Short exercise >> Pick out all lines with the word "ffffff" from the records that follow.

Extracted data >>
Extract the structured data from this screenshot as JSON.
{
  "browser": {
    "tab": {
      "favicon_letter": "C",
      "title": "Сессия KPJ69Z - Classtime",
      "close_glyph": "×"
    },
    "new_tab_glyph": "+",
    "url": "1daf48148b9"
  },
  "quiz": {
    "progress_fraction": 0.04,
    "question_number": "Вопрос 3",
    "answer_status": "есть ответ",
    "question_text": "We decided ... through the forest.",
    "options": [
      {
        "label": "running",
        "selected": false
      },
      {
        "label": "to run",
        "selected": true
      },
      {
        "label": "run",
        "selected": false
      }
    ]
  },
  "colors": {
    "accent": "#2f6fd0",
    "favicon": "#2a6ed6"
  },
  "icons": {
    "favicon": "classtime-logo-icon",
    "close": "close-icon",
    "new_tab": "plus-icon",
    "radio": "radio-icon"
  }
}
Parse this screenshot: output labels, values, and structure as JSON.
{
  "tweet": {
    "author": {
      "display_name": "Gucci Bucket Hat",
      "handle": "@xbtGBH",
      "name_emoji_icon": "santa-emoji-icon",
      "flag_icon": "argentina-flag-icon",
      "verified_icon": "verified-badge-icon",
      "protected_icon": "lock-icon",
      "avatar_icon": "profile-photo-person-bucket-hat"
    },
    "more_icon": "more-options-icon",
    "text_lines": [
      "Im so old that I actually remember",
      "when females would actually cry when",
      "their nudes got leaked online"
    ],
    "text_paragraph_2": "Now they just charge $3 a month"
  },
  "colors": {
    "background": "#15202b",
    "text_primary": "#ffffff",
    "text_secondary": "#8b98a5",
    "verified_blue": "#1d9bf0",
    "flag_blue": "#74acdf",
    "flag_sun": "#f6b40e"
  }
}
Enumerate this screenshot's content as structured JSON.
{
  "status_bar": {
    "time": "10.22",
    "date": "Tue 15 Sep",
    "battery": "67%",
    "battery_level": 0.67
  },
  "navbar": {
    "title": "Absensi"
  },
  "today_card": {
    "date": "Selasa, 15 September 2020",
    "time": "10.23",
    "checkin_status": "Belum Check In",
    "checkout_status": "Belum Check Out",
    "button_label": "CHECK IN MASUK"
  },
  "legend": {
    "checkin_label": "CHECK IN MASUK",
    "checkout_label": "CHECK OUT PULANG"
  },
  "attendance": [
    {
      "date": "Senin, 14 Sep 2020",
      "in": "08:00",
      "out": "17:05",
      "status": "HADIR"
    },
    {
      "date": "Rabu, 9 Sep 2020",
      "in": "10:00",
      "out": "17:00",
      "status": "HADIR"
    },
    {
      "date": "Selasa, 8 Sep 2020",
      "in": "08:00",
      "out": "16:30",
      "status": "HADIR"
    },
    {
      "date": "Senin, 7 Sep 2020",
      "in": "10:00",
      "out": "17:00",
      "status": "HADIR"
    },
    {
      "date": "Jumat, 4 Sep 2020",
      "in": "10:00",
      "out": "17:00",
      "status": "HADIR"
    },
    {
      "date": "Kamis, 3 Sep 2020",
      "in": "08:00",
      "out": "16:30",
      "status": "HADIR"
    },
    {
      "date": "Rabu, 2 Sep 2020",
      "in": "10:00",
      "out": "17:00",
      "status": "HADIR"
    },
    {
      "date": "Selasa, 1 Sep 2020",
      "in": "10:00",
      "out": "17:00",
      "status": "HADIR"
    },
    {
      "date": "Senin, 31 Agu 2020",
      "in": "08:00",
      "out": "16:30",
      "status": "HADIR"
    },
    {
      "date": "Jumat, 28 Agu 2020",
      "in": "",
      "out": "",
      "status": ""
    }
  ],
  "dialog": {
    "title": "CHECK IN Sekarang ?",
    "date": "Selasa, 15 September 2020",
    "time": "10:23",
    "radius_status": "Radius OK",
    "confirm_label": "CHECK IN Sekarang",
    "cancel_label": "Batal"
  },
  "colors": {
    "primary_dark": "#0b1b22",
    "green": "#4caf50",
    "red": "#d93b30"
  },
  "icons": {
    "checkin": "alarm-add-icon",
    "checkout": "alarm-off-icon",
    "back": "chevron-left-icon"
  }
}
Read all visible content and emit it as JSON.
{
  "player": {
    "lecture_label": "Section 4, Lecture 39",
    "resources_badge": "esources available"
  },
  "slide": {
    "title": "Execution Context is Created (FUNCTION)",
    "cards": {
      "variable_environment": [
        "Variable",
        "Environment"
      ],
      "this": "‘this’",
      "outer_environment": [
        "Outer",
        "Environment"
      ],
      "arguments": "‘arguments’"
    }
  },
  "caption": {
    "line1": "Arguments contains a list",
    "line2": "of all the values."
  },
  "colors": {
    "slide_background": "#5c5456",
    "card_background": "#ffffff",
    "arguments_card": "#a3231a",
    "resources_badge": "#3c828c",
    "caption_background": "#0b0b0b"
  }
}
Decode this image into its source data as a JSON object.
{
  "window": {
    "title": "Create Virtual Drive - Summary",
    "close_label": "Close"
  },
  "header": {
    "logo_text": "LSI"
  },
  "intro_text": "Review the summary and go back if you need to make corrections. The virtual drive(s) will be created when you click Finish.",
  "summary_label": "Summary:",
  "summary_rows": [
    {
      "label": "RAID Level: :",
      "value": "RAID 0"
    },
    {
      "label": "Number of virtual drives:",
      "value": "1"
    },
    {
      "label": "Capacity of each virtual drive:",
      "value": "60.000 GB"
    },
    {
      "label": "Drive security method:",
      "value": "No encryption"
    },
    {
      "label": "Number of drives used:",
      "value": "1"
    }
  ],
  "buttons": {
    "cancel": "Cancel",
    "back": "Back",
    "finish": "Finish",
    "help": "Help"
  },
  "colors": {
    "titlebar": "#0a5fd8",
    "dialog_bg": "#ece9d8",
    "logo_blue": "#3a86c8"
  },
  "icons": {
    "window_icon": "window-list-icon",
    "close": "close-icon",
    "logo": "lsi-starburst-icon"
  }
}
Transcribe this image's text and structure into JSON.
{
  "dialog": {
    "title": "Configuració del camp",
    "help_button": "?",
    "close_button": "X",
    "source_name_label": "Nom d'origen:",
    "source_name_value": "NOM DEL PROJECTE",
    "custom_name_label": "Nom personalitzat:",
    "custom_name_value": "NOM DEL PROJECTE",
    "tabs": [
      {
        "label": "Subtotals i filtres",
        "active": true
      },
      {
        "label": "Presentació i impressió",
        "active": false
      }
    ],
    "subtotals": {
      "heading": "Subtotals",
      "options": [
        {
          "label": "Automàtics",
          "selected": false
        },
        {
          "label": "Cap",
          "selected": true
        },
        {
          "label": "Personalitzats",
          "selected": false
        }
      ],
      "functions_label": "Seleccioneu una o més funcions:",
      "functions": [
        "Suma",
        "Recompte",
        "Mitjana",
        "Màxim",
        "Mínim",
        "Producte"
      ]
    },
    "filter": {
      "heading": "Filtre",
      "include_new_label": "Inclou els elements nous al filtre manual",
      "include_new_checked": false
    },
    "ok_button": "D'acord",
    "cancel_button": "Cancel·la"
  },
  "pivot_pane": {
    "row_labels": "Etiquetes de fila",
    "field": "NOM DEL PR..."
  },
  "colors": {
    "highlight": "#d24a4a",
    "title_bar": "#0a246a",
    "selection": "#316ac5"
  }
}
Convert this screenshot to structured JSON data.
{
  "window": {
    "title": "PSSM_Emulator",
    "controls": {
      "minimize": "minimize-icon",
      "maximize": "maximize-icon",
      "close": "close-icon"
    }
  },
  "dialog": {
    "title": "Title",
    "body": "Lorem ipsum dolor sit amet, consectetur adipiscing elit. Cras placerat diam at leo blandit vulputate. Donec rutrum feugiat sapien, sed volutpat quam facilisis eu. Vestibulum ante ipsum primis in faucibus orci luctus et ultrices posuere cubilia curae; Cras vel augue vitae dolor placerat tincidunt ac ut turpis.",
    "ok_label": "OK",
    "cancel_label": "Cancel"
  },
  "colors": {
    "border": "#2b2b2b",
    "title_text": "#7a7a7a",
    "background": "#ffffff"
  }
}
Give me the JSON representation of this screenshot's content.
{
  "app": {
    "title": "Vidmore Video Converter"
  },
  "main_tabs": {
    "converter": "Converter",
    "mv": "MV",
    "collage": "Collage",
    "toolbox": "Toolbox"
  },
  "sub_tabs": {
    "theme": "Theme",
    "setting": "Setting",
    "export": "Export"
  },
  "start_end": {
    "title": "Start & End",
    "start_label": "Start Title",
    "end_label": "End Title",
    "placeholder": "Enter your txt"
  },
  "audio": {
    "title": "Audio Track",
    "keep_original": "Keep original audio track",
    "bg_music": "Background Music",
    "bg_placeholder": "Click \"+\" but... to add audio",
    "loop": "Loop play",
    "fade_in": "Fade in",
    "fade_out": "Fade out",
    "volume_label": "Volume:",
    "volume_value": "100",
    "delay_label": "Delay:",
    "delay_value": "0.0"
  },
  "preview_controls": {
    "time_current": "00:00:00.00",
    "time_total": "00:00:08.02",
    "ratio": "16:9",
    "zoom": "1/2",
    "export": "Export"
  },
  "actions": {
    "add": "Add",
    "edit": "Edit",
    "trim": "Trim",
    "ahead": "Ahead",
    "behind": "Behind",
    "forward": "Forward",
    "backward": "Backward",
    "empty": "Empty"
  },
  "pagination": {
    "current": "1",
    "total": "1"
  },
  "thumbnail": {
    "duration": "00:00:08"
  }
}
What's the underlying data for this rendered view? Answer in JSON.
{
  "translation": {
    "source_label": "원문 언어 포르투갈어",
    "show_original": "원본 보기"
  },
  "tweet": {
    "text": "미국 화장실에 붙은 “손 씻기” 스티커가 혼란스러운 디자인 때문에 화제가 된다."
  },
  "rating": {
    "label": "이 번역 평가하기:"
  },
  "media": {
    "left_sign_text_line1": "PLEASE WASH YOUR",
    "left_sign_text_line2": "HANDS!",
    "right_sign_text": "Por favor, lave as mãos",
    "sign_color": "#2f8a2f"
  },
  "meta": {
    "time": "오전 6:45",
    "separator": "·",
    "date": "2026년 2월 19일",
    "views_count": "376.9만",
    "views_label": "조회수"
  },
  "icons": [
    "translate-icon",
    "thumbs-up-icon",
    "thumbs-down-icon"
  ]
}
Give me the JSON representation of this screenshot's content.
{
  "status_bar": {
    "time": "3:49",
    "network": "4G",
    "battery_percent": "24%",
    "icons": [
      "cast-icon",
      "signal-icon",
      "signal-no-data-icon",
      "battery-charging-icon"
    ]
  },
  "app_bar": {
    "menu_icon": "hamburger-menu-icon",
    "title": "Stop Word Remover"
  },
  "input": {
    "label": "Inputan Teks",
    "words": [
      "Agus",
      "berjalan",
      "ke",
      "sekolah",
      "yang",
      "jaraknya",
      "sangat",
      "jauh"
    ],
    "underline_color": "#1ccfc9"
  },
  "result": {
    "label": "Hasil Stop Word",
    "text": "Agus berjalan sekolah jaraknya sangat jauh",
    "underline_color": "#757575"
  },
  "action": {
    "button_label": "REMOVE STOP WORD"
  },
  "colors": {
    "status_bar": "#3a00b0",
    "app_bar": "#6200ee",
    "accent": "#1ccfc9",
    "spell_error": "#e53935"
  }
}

Right answer >>
    "text_primary": "#ffffff",
    "card_background": "#ffffff",
    "background": "#ffffff"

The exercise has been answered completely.